● Recorded information:

+--

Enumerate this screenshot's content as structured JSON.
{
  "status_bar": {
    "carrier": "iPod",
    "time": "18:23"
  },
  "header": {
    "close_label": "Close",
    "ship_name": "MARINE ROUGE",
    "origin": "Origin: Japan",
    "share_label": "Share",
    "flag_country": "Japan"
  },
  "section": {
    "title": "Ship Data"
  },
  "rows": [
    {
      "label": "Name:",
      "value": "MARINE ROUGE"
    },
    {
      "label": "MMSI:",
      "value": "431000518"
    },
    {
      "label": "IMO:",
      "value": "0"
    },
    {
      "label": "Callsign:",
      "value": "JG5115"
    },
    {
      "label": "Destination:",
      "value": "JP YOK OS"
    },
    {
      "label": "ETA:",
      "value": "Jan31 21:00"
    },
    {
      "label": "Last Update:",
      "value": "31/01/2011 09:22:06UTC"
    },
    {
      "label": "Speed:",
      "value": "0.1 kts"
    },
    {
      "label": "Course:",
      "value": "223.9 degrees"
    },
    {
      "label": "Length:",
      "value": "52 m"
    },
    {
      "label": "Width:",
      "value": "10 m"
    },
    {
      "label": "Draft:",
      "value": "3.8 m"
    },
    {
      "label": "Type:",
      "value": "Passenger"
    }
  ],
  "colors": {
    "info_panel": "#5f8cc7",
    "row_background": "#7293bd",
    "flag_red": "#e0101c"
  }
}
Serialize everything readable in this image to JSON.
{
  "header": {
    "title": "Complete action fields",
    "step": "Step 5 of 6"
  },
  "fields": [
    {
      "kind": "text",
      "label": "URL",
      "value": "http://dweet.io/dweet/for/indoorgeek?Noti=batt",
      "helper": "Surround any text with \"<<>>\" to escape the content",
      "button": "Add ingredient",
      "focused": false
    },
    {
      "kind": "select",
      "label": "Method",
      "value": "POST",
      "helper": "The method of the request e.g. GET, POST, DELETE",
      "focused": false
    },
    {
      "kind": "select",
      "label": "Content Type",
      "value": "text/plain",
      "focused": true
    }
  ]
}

+--

● Aim: Type out the whole listing above again, exactly as it stands.

● Task solution:
Enumerate this screenshot's content as structured JSON.
{
  "status_bar": {
    "carrier": "iPod",
    "time": "18:23"
  },
  "header": {
    "close_label": "Close",
    "ship_name": "MARINE ROUGE",
    "origin": "Origin: Japan",
    "share_label": "Share",
    "flag_country": "Japan"
  },
  "section": {
    "title": "Ship Data"
  },
  "rows": [
    {
      "label": "Name:",
      "value": "MARINE ROUGE"
    },
    {
      "label": "MMSI:",
      "value": "431000518"
    },
    {
      "label": "IMO:",
      "value": "0"
    },
    {
      "label": "Callsign:",
      "value": "JG5115"
    },
    {
      "label": "Destination:",
      "value": "JP YOK OS"
    },
    {
      "label": "ETA:",
      "value": "Jan31 21:00"
    },
    {
      "label": "Last Update:",
      "value": "31/01/2011 09:22:06UTC"
    },
    {
      "label": "Speed:",
      "value": "0.1 kts"
    },
    {
      "label": "Course:",
      "value": "223.9 degrees"
    },
    {
      "label": "Length:",
      "value": "52 m"
    },
    {
      "label": "Width:",
      "value": "10 m"
    },
    {
      "label": "Draft:",
      "value": "3.8 m"
    },
    {
      "label": "Type:",
      "value": "Passenger"
    }
  ],
  "colors": {
    "info_panel": "#5f8cc7",
    "row_background": "#7293bd",
    "flag_red": "#e0101c"
  }
}
Serialize everything readable in this image to JSON.
{
  "header": {
    "title": "Complete action fields",
    "step": "Step 5 of 6"
  },
  "fields": [
    {
      "kind": "text",
      "label": "URL",
      "value": "http://dweet.io/dweet/for/indoorgeek?Noti=batt",
      "helper": "Surround any text with \"<<>>\" to escape the content",
      "button": "Add ingredient",
      "focused": false
    },
    {
      "kind": "select",
      "label": "Method",
      "value": "POST",
      "helper": "The method of the request e.g. GET, POST, DELETE",
      "focused": false
    },
    {
      "kind": "select",
      "label": "Content Type",
      "value": "text/plain",
      "focused": true
    }
  ]
}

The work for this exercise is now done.